[Start Data lines]

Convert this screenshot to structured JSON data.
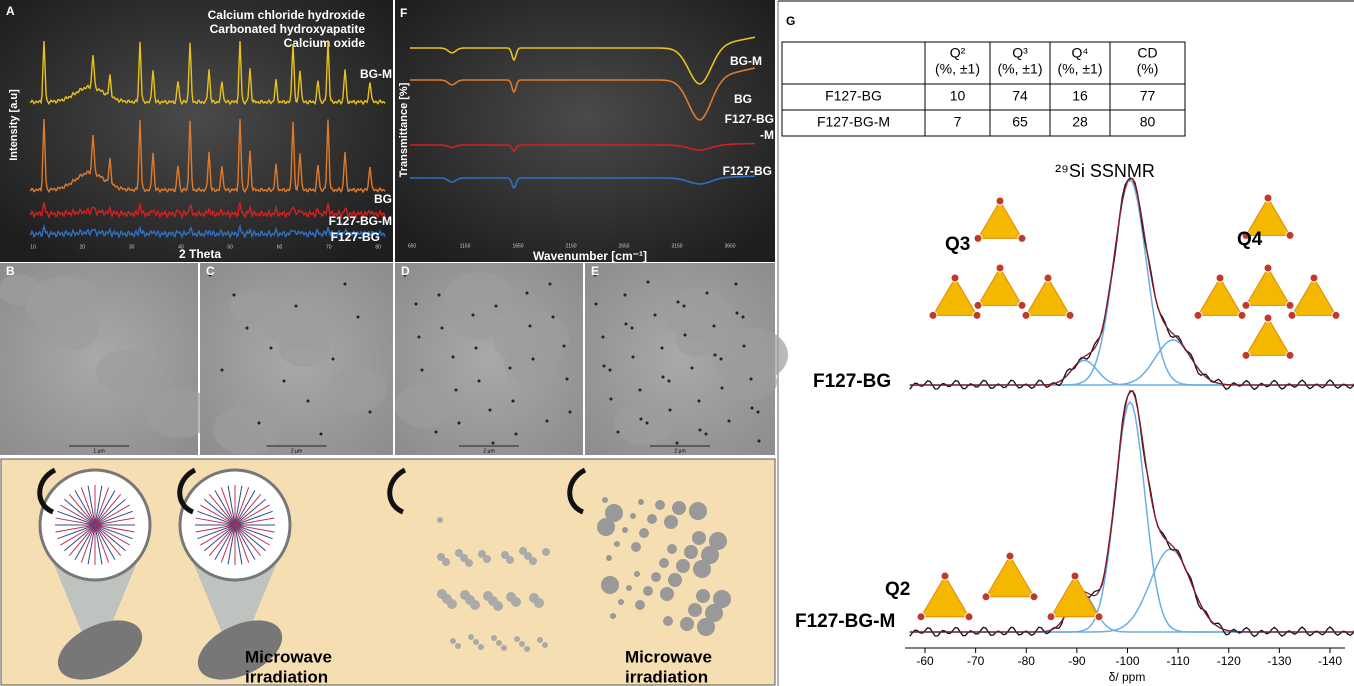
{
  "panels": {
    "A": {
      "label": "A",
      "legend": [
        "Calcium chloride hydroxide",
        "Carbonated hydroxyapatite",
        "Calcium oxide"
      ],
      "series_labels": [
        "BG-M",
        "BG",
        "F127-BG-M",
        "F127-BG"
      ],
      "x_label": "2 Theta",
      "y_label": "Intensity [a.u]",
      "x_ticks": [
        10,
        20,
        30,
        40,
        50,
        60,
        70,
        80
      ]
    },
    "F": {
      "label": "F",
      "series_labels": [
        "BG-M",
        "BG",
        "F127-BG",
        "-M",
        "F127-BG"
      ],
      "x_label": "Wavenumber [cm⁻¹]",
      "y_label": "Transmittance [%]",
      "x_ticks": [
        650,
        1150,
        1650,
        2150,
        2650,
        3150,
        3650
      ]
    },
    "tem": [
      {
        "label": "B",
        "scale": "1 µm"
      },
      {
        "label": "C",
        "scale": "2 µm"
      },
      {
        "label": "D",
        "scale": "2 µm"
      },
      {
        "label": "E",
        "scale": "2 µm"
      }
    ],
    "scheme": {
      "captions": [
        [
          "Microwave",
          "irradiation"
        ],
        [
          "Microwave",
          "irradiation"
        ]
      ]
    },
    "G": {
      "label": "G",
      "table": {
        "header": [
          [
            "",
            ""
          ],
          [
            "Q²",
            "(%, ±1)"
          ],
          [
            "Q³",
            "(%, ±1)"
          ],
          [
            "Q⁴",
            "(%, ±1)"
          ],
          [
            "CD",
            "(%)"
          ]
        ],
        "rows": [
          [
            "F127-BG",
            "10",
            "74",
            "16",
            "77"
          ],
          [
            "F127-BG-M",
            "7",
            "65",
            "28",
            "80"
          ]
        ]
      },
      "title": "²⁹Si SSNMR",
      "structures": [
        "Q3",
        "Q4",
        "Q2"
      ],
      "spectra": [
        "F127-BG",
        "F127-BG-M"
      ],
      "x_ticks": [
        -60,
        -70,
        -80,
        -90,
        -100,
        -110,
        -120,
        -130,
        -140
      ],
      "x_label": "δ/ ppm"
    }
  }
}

[End Data lines]
[Start Data lines]

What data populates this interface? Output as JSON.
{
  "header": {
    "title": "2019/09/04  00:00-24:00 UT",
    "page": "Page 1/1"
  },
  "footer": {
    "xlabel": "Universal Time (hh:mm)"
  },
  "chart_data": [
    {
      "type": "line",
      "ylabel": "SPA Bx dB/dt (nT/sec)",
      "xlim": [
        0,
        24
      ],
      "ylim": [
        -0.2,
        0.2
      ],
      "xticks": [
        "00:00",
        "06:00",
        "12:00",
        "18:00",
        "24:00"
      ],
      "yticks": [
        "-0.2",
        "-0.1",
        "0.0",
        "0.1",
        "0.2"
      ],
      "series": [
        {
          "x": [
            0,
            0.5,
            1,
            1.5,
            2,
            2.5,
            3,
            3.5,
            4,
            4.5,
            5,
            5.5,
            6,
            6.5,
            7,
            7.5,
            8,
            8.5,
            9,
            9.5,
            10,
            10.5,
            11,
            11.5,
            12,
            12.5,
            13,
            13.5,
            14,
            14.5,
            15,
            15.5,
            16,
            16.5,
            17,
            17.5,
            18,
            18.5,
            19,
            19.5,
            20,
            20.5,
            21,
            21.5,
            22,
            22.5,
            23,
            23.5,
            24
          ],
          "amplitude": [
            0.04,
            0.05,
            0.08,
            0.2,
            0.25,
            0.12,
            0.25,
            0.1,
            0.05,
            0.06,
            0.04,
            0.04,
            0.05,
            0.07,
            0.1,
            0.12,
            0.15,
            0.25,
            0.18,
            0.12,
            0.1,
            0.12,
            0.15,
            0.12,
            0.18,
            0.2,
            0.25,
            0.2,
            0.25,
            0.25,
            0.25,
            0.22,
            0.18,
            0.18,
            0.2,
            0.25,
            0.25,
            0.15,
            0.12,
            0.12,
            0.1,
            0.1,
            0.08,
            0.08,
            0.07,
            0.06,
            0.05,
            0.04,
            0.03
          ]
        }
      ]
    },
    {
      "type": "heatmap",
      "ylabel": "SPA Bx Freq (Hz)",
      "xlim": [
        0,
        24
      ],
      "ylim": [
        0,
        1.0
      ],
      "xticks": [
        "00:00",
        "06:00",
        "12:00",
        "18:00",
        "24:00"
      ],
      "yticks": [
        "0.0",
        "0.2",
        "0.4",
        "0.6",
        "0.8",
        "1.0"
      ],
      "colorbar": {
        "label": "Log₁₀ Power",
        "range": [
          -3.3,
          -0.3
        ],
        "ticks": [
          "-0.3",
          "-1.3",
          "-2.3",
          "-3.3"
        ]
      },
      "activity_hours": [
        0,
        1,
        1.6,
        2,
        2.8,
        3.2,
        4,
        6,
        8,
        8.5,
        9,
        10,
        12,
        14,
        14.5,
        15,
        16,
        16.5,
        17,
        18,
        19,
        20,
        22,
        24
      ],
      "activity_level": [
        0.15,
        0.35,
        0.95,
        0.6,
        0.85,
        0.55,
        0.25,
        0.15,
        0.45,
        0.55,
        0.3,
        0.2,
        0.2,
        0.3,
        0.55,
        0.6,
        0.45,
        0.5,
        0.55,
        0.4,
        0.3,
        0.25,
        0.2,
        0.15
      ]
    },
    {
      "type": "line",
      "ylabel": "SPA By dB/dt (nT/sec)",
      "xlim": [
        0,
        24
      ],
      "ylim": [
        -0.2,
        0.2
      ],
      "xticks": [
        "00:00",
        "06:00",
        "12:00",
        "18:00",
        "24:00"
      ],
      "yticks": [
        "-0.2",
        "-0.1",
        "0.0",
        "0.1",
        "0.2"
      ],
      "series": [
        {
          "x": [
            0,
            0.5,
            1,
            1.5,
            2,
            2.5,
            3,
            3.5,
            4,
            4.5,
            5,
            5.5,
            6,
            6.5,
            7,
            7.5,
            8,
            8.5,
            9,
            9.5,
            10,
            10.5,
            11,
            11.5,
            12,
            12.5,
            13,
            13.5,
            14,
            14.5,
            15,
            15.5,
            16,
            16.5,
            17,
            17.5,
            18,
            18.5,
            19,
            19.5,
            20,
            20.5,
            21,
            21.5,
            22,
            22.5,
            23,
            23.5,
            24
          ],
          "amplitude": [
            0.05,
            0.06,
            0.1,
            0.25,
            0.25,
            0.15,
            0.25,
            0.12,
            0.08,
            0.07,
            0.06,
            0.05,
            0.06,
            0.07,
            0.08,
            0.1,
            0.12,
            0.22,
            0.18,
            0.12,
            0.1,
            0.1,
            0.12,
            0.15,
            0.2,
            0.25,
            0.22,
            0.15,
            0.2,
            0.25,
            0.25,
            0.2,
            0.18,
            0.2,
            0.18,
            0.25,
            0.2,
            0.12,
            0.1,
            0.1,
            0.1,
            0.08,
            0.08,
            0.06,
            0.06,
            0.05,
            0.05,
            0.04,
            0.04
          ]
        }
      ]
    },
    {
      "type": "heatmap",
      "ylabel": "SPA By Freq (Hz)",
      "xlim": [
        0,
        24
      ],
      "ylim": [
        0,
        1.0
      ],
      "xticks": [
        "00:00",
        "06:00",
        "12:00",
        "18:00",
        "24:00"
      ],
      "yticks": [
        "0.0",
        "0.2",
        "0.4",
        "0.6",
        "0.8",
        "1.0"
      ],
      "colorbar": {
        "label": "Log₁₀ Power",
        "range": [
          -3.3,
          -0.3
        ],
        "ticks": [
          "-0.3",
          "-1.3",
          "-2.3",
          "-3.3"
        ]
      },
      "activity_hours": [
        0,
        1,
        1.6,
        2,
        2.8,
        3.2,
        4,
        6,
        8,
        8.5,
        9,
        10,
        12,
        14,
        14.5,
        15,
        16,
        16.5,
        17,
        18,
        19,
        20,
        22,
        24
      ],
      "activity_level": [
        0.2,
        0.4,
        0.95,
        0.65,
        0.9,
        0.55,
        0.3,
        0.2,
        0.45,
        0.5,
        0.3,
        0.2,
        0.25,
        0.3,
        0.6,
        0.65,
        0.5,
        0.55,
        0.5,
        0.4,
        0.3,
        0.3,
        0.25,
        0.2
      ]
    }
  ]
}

[End Data lines]

■ Short problem ■
How many of the lines above hold "this"? Answer with only the number.

■ Exercise answer ■
2